Records for this exercise:
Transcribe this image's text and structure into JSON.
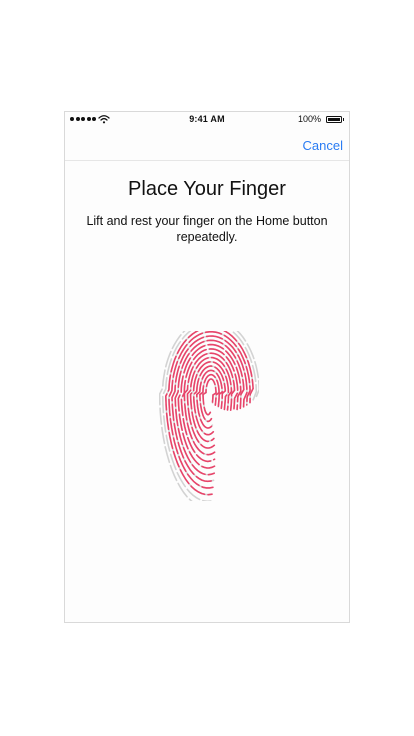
{
  "status_bar": {
    "time": "9:41 AM",
    "battery_text": "100%",
    "signal_icon": "signal-dots-icon",
    "wifi_icon": "wifi-icon",
    "battery_icon": "battery-icon"
  },
  "nav": {
    "cancel_label": "Cancel"
  },
  "main": {
    "title": "Place Your Finger",
    "subtitle": "Lift and rest your finger on the Home button repeatedly."
  },
  "fingerprint": {
    "icon": "fingerprint-icon",
    "active_color": "#e8446a",
    "inactive_color": "#d3d3d3"
  },
  "colors": {
    "accent": "#2a7cf3",
    "text": "#111111"
  }
}
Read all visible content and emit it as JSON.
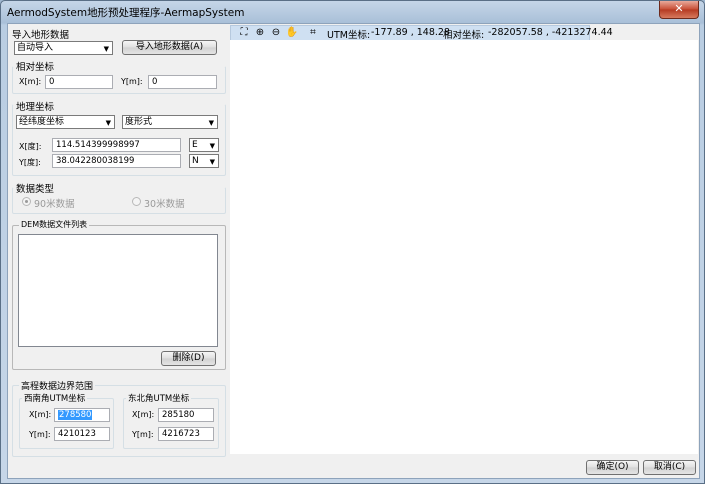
{
  "window": {
    "title": "AermodSystem地形预处理程序-AermapSystem",
    "close_label": "✕"
  },
  "import": {
    "group_title": "导入地形数据",
    "mode_value": "自动导入",
    "import_button": "导入地形数据(A)"
  },
  "relative": {
    "group_title": "相对坐标",
    "x_label": "X[m]:",
    "x_value": "0",
    "y_label": "Y[m]:",
    "y_value": "0"
  },
  "geo": {
    "group_title": "地理坐标",
    "system_value": "经纬度坐标",
    "format_value": "度形式",
    "x_label": "X[度]:",
    "x_value": "114.514399998997",
    "x_dir": "E",
    "y_label": "Y[度]:",
    "y_value": "38.042280038199",
    "y_dir": "N"
  },
  "datatype": {
    "group_title": "数据类型",
    "option_90": "90米数据",
    "option_30": "30米数据"
  },
  "dem": {
    "group_title": "DEM数据文件列表",
    "delete_button": "删除(D)"
  },
  "bounds": {
    "group_title": "高程数据边界范围",
    "sw_title": "西南角UTM坐标",
    "sw_x_label": "X[m]:",
    "sw_x_value": "278580",
    "sw_y_label": "Y[m]:",
    "sw_y_value": "4210123",
    "ne_title": "东北角UTM坐标",
    "ne_x_label": "X[m]:",
    "ne_x_value": "285180",
    "ne_y_label": "Y[m]:",
    "ne_y_value": "4216723"
  },
  "status": {
    "utm_label": "UTM坐标:",
    "utm_value": "-177.89 , 148.28",
    "rel_label": "相对坐标:",
    "rel_value": "-282057.58 , -4213274.44"
  },
  "footer": {
    "ok_button": "确定(O)",
    "cancel_button": "取消(C)"
  }
}
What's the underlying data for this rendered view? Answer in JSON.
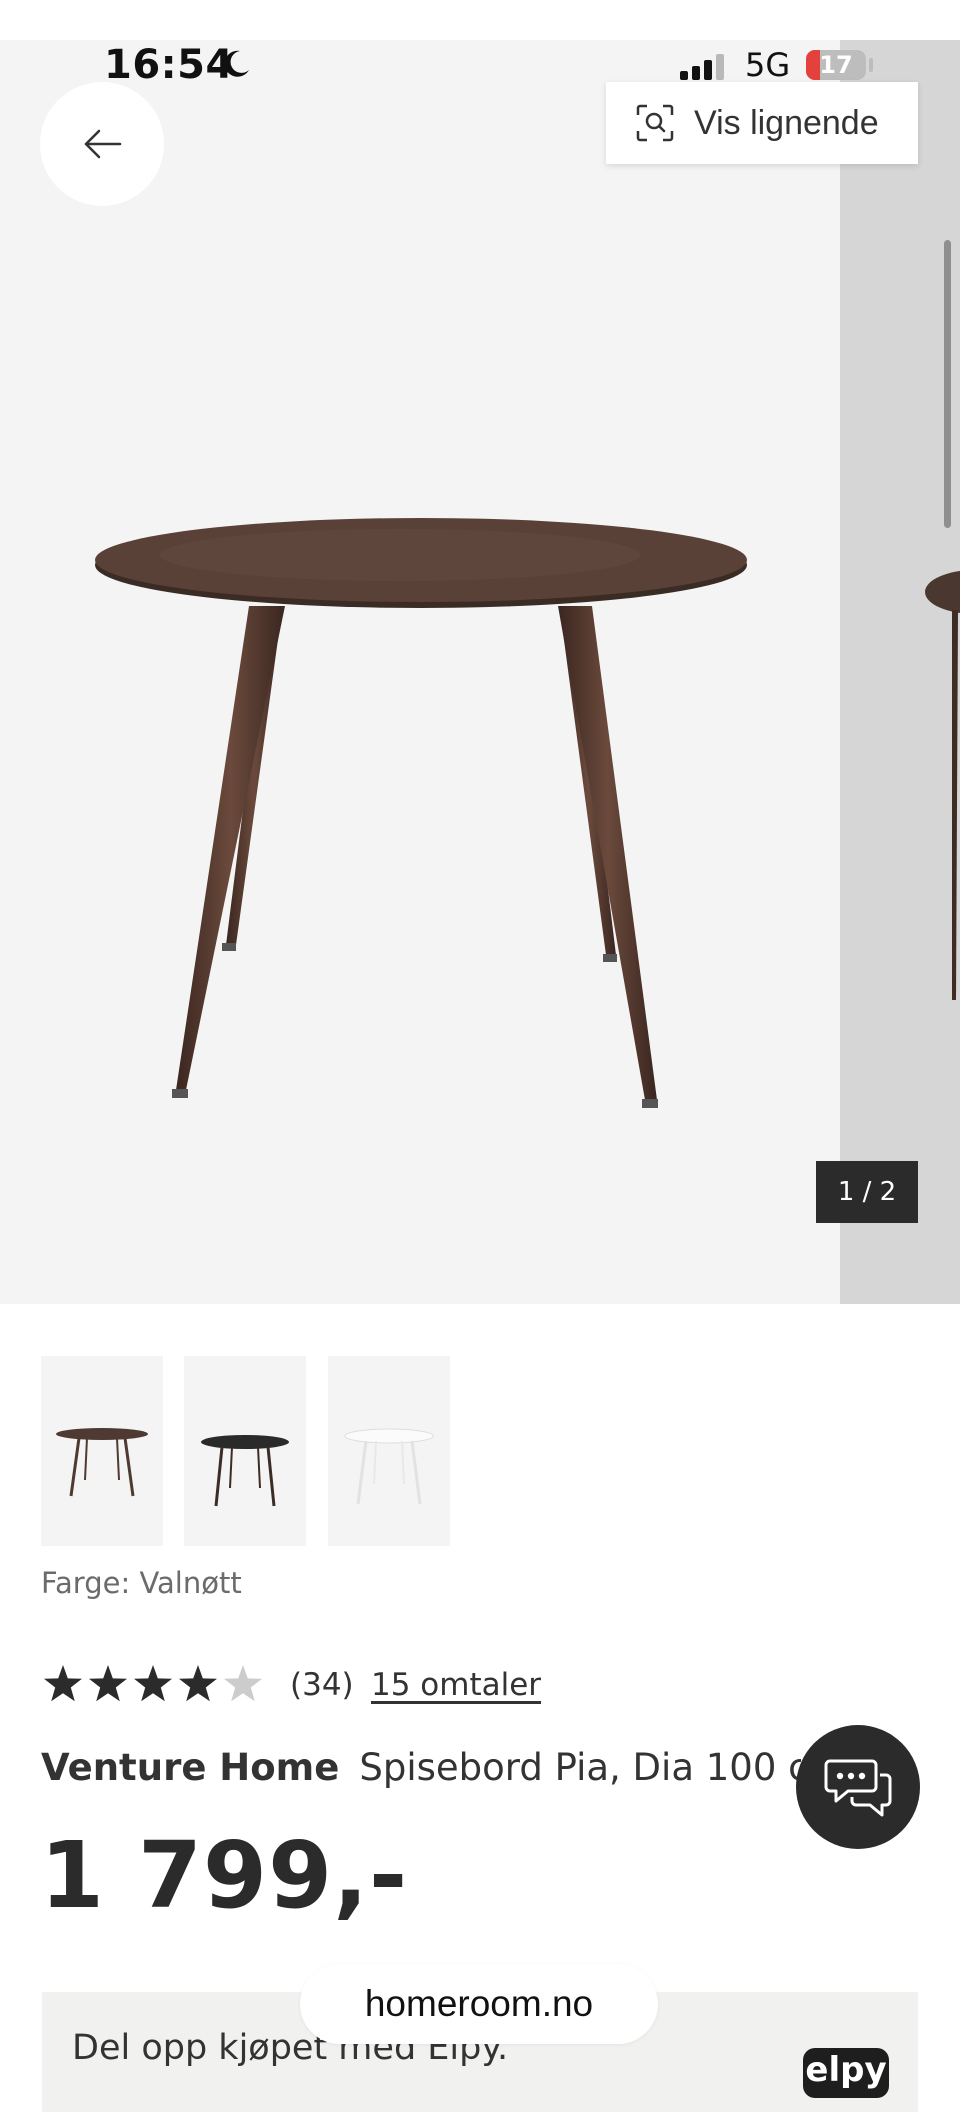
{
  "status_bar": {
    "time": "16:54",
    "moon_icon": "moon-icon",
    "signal_icon": "signal-bars-icon",
    "network": "5G",
    "battery": "17"
  },
  "gallery": {
    "back_icon": "arrow-left-icon",
    "similar_icon": "visual-search-icon",
    "similar_label": "Vis lignende",
    "counter": "1 / 2",
    "thumbnails": [
      {
        "variant": "walnut",
        "top_color": "#4e3a32",
        "leg_color": "#4e3a32"
      },
      {
        "variant": "black",
        "top_color": "#2a2a2a",
        "leg_color": "#3d2c25"
      },
      {
        "variant": "white",
        "top_color": "#f7f7f7",
        "leg_color": "#e2e2e2"
      }
    ]
  },
  "product": {
    "color_label": "Farge: Valnøtt",
    "rating": 4,
    "rating_max": 5,
    "rating_count": "(34)",
    "reviews_link": "15 omtaler",
    "brand": "Venture Home",
    "name": "Spisebord Pia, Dia 100 cm",
    "price": "1 799,-"
  },
  "chat": {
    "icon": "chat-bubbles-icon"
  },
  "financing": {
    "text": "Del opp kjøpet med Elpy.",
    "logo": "elpy"
  },
  "browser": {
    "domain": "homeroom.no"
  },
  "colors": {
    "dark": "#2b2b2b",
    "hero_bg": "#f4f4f4",
    "star_filled": "#2b2b2b",
    "star_empty": "#cccccc",
    "battery_low": "#e4413c"
  }
}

Short exercise:
Go through the listing above and report how many of its lines contain the word "signal", with only the number as output.

Correct response:
2